╭─ Source material

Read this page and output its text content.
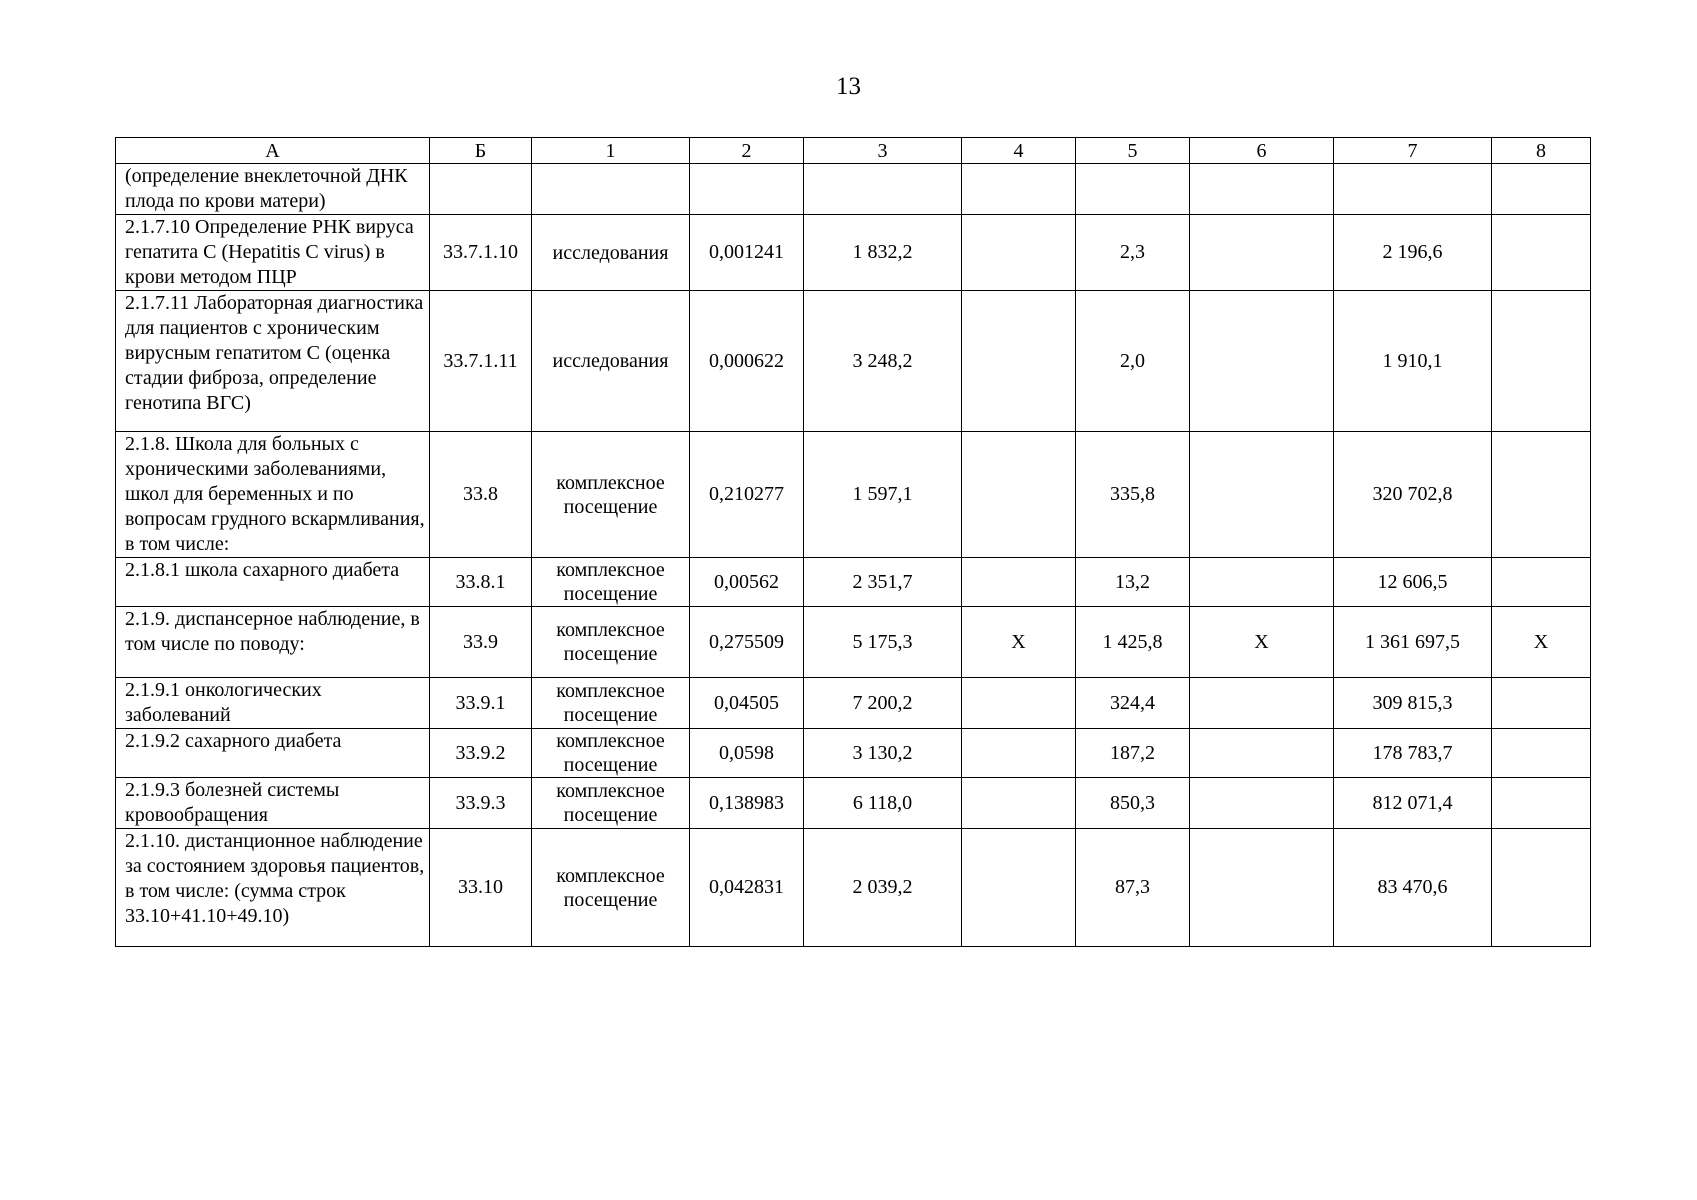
13
А	Б	1	2	3	4	5	6	7	8
(определение внеклеточной ДНК плода по крови матери)									
2.1.7.10 Определение РНК вируса гепатита С (Hepatitis C virus) в крови методом ПЦР	33.7.1.10	исследования	0,001241	1 832,2		2,3		2 196,6	
2.1.7.11 Лабораторная диагностика для пациентов с хроническим вирусным гепатитом С (оценка стадии фиброза, определение генотипа ВГС)	33.7.1.11	исследования	0,000622	3 248,2		2,0		1 910,1	
2.1.8. Школа для больных с хроническими заболеваниями, школ для беременных и по вопросам грудного вскармливания, в том числе:	33.8	комплексное посещение	0,210277	1 597,1		335,8		320 702,8	
2.1.8.1 школа сахарного диабета	33.8.1	комплексное посещение	0,00562	2 351,7		13,2		12 606,5	
2.1.9. диспансерное наблюдение, в том числе по поводу:	33.9	комплексное посещение	0,275509	5 175,3	Х	1 425,8	Х	1 361 697,5	Х
2.1.9.1 онкологических заболеваний	33.9.1	комплексное посещение	0,04505	7 200,2		324,4		309 815,3	
2.1.9.2 сахарного диабета	33.9.2	комплексное посещение	0,0598	3 130,2		187,2		178 783,7	
2.1.9.3 болезней системы кровообращения	33.9.3	комплексное посещение	0,138983	6 118,0		850,3		812 071,4	
2.1.10. дистанционное наблюдение за состоянием здоровья пациентов, в том числе: (сумма строк 33.10+41.10+49.10)	33.10	комплексное посещение	0,042831	2 039,2		87,3		83 470,6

╰─

Exercise goal |
Calculate the number of lines above that include the word "наблюдение", giving that number by itself.

Reply |
2